SET PROBLEM - Reproduce each record exactly.

Extracted records
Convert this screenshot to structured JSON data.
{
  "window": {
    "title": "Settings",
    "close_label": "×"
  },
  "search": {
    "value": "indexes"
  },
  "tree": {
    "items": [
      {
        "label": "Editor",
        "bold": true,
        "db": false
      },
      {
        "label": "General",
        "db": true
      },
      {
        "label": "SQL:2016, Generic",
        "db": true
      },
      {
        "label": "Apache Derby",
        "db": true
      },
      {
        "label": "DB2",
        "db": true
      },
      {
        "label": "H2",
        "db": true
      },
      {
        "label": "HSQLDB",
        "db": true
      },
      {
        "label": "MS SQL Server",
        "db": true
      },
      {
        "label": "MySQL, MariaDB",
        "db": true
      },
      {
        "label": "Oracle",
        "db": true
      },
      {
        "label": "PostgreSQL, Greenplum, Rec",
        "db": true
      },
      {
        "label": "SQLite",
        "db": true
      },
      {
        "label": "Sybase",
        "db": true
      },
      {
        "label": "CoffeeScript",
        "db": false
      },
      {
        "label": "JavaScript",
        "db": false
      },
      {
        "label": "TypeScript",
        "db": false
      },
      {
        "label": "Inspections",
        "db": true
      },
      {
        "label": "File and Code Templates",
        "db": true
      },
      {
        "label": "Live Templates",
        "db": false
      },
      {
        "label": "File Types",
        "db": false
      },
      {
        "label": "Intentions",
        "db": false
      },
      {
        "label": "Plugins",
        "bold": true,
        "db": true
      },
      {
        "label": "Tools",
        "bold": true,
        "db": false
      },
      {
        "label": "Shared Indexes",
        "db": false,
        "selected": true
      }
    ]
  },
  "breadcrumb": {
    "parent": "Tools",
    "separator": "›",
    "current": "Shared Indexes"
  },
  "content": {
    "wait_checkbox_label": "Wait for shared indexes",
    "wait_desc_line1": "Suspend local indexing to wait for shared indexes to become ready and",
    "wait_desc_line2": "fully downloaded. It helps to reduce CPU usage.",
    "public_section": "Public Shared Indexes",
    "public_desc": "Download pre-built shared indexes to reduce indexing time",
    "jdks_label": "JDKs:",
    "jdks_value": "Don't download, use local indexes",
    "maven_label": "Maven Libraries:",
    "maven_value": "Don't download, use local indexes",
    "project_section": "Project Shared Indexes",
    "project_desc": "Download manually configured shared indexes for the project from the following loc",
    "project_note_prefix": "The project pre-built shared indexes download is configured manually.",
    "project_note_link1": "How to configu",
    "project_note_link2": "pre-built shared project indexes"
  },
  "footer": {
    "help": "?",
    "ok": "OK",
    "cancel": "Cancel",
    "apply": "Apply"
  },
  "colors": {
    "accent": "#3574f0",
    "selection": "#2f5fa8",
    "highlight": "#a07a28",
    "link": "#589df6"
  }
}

EXERCISE OUTPUT -
Convert this screenshot to structured JSON data.
{
  "window": {
    "title": "Settings",
    "close_label": "×"
  },
  "search": {
    "value": "indexes"
  },
  "tree": {
    "items": [
      {
        "label": "Editor",
        "bold": true,
        "db": false
      },
      {
        "label": "General",
        "db": true
      },
      {
        "label": "SQL:2016, Generic",
        "db": true
      },
      {
        "label": "Apache Derby",
        "db": true
      },
      {
        "label": "DB2",
        "db": true
      },
      {
        "label": "H2",
        "db": true
      },
      {
        "label": "HSQLDB",
        "db": true
      },
      {
        "label": "MS SQL Server",
        "db": true
      },
      {
        "label": "MySQL, MariaDB",
        "db": true
      },
      {
        "label": "Oracle",
        "db": true
      },
      {
        "label": "PostgreSQL, Greenplum, Rec",
        "db": true
      },
      {
        "label": "SQLite",
        "db": true
      },
      {
        "label": "Sybase",
        "db": true
      },
      {
        "label": "CoffeeScript",
        "db": false
      },
      {
        "label": "JavaScript",
        "db": false
      },
      {
        "label": "TypeScript",
        "db": false
      },
      {
        "label": "Inspections",
        "db": true
      },
      {
        "label": "File and Code Templates",
        "db": true
      },
      {
        "label": "Live Templates",
        "db": false
      },
      {
        "label": "File Types",
        "db": false
      },
      {
        "label": "Intentions",
        "db": false
      },
      {
        "label": "Plugins",
        "bold": true,
        "db": true
      },
      {
        "label": "Tools",
        "bold": true,
        "db": false
      },
      {
        "label": "Shared Indexes",
        "db": false,
        "selected": true
      }
    ]
  },
  "breadcrumb": {
    "parent": "Tools",
    "separator": "›",
    "current": "Shared Indexes"
  },
  "content": {
    "wait_checkbox_label": "Wait for shared indexes",
    "wait_desc_line1": "Suspend local indexing to wait for shared indexes to become ready and",
    "wait_desc_line2": "fully downloaded. It helps to reduce CPU usage.",
    "public_section": "Public Shared Indexes",
    "public_desc": "Download pre-built shared indexes to reduce indexing time",
    "jdks_label": "JDKs:",
    "jdks_value": "Don't download, use local indexes",
    "maven_label": "Maven Libraries:",
    "maven_value": "Don't download, use local indexes",
    "project_section": "Project Shared Indexes",
    "project_desc": "Download manually configured shared indexes for the project from the following loc",
    "project_note_prefix": "The project pre-built shared indexes download is configured manually.",
    "project_note_link1": "How to configu",
    "project_note_link2": "pre-built shared project indexes"
  },
  "footer": {
    "help": "?",
    "ok": "OK",
    "cancel": "Cancel",
    "apply": "Apply"
  },
  "colors": {
    "accent": "#3574f0",
    "selection": "#2f5fa8",
    "highlight": "#a07a28",
    "link": "#589df6"
  }
}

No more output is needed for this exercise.